__Set task__:
Out of all the lines below, count those with the word "also". Give the number only.

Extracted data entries
---
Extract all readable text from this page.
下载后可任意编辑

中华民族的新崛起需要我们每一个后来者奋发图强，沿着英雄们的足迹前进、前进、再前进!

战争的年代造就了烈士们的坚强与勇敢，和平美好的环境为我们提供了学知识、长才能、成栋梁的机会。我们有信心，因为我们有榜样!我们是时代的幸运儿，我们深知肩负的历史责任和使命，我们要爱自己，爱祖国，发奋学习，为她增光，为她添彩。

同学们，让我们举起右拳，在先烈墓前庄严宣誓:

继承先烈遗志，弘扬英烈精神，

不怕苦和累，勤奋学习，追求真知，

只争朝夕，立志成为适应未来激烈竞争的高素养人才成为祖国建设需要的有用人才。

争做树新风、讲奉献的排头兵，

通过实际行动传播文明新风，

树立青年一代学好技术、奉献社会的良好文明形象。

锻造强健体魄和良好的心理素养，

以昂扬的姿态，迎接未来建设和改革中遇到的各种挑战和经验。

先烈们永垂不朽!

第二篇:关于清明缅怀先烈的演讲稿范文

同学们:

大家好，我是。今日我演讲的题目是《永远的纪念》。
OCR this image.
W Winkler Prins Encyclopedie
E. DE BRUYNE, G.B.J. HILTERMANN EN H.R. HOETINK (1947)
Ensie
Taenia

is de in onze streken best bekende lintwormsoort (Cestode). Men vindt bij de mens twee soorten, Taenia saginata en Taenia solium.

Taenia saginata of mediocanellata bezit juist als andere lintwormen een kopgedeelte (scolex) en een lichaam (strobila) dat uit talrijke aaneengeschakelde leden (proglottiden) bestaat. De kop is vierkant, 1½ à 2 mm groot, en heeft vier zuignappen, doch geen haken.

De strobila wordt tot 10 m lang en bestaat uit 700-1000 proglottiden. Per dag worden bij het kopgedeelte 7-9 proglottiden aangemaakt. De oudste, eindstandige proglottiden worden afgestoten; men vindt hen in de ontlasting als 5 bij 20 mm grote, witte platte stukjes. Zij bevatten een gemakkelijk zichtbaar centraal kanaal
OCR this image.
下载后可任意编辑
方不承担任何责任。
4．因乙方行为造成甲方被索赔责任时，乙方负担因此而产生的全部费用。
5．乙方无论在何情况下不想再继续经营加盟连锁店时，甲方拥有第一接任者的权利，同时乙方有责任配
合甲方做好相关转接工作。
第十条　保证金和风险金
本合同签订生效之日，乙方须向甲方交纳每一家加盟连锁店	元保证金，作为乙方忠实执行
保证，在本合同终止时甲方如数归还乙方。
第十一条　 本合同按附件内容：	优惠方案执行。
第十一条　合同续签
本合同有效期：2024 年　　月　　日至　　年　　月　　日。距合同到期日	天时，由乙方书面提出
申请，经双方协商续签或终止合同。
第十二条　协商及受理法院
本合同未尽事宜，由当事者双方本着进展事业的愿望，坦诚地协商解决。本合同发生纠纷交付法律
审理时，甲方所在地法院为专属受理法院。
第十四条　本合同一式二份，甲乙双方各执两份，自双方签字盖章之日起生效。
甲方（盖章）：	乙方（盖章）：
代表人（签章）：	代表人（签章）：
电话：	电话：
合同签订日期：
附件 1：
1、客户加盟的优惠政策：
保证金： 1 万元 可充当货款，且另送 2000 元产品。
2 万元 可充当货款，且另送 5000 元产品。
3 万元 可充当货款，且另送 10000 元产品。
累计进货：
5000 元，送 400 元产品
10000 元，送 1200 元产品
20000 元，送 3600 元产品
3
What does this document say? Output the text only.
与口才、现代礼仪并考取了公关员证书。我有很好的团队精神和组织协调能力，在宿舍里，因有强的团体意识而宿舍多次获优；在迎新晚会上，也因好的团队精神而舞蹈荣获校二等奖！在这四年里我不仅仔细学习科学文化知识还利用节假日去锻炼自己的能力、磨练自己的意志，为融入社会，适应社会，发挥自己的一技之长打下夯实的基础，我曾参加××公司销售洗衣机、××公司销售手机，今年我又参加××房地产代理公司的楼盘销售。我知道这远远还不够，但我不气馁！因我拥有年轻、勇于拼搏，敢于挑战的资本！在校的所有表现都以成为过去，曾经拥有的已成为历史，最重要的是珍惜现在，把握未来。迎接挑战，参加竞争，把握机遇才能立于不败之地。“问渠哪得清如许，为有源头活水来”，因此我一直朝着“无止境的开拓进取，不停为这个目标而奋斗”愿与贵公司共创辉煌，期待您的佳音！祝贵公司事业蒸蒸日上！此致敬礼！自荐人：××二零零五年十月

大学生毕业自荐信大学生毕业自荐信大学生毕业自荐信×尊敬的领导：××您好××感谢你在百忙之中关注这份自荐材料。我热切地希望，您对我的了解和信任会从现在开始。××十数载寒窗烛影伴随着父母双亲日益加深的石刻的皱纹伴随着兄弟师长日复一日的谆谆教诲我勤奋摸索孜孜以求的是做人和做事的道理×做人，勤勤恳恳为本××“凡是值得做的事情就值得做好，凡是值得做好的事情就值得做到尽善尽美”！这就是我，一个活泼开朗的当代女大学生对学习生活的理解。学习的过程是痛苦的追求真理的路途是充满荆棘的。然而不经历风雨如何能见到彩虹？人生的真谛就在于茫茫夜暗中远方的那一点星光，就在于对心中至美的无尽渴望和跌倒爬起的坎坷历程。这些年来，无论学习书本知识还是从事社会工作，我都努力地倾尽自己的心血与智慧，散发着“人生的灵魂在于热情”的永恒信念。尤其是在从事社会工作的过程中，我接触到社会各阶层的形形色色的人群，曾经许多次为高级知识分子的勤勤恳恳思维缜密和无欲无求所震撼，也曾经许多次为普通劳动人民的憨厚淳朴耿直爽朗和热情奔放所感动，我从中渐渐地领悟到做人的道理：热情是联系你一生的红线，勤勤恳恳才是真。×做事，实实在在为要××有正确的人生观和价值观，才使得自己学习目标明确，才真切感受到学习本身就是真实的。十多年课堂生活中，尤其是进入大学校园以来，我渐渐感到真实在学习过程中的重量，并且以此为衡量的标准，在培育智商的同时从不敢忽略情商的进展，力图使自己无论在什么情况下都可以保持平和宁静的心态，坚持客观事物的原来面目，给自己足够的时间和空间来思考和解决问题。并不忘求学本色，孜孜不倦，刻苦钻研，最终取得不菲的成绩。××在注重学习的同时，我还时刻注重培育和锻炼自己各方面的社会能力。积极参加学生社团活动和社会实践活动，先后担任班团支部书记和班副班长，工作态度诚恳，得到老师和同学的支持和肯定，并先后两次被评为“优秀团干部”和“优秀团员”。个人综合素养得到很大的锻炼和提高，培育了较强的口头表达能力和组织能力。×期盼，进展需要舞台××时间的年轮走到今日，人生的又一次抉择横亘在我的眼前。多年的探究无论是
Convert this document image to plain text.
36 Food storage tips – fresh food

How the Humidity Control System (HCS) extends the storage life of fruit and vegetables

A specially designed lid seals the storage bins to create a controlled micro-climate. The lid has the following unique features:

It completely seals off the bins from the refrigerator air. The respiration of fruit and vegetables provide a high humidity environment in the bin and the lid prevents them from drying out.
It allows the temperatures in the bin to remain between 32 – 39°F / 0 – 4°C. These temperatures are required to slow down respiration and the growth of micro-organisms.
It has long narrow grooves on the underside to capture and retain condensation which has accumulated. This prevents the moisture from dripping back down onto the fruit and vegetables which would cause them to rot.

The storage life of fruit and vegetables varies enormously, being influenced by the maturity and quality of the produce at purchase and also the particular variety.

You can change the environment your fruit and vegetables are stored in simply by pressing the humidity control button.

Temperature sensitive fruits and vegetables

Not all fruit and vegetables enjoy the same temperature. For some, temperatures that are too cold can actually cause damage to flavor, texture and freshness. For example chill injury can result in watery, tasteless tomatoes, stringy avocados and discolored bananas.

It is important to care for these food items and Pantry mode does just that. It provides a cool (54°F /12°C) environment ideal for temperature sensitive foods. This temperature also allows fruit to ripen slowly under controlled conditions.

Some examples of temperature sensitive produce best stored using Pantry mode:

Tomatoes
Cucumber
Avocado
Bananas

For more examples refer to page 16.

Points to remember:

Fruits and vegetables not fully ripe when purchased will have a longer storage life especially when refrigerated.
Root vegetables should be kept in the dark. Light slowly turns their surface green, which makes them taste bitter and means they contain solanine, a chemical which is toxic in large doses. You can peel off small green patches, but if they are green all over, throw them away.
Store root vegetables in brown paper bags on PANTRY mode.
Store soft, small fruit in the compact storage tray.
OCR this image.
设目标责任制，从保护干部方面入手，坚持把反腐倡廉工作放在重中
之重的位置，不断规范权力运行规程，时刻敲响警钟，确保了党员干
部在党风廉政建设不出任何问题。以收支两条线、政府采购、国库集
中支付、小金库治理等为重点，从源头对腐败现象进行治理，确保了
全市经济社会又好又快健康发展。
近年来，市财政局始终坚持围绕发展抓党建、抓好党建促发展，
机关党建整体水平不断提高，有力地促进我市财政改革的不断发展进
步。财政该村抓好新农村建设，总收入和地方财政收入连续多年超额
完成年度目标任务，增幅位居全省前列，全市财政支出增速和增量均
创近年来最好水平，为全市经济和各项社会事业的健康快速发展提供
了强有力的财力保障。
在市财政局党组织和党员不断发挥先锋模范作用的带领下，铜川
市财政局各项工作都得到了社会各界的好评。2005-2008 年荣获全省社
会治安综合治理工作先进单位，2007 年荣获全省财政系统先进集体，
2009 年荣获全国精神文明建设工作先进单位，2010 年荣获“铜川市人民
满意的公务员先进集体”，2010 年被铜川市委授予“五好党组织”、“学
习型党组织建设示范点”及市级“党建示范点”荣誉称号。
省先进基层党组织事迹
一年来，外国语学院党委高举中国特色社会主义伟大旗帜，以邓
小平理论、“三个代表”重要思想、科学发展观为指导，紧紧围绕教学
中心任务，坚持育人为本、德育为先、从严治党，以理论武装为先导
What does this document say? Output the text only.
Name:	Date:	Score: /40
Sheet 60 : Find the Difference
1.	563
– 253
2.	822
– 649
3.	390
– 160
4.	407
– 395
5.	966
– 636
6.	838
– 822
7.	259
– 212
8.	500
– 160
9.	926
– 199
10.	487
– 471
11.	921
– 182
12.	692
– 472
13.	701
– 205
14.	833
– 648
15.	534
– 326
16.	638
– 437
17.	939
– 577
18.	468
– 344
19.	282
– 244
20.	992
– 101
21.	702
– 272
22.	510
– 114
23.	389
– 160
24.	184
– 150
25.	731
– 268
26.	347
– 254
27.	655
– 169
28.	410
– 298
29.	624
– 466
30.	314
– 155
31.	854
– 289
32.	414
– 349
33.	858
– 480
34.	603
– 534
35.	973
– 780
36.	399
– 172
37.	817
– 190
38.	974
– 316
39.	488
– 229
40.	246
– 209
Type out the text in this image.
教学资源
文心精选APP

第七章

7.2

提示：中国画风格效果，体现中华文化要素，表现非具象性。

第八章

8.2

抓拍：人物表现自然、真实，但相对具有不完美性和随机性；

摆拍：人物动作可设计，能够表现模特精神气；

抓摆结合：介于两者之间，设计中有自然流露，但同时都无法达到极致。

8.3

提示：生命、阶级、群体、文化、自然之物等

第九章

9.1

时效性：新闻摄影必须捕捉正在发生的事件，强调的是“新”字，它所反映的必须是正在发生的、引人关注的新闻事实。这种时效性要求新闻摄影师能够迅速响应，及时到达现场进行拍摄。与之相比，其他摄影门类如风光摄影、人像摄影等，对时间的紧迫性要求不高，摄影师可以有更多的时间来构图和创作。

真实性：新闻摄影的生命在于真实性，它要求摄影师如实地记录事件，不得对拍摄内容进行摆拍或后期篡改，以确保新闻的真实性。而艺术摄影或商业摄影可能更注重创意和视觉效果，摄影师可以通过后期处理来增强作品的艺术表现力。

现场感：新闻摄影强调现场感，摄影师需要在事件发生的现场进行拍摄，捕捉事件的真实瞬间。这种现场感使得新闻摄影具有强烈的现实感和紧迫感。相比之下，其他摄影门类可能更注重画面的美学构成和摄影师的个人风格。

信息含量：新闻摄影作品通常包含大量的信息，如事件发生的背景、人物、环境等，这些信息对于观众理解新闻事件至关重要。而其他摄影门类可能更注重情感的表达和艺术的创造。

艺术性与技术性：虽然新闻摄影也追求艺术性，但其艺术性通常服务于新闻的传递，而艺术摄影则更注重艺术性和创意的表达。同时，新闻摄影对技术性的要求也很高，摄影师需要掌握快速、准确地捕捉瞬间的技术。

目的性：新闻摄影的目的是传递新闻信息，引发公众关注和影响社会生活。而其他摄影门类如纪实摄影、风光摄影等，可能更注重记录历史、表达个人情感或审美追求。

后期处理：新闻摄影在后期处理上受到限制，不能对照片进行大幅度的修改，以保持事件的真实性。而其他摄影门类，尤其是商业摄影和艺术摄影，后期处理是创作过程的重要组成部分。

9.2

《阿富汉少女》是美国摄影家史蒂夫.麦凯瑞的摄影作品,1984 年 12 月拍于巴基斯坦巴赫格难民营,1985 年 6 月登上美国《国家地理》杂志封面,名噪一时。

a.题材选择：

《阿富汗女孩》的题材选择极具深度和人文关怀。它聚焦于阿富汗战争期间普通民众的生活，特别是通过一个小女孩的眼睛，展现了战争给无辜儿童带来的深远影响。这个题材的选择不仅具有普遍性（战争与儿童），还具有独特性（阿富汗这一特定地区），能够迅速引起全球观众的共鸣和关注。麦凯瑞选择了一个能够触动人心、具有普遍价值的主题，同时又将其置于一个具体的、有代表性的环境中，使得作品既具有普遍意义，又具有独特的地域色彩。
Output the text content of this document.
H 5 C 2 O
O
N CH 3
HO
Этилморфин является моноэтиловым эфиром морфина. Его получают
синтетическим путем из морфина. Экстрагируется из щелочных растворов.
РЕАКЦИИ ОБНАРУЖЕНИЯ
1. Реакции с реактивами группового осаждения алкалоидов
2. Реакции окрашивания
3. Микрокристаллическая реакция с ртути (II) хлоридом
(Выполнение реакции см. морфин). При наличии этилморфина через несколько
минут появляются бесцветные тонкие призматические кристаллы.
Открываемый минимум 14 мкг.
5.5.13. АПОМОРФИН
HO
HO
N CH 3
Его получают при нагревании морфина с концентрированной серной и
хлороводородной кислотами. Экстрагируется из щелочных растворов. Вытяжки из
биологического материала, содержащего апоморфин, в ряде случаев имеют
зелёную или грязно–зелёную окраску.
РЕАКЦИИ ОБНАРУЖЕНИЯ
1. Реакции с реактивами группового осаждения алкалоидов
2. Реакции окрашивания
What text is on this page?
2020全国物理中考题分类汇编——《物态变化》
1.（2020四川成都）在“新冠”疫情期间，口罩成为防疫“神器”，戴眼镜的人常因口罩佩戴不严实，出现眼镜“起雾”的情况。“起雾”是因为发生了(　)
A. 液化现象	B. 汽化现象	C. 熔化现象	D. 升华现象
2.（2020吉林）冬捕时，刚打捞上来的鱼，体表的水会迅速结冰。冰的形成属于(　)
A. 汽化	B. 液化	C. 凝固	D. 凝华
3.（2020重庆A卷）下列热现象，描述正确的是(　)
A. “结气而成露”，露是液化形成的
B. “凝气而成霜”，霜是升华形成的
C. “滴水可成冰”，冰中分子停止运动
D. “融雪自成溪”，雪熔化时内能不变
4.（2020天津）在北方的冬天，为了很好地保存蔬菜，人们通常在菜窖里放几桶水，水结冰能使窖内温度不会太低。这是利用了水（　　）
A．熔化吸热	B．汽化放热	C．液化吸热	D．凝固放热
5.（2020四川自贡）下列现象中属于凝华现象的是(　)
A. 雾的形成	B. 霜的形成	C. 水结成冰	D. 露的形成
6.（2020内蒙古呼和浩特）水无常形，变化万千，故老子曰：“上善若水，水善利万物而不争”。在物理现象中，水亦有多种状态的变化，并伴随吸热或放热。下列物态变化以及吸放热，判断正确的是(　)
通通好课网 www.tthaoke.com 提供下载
---
__Answer to the task__:
2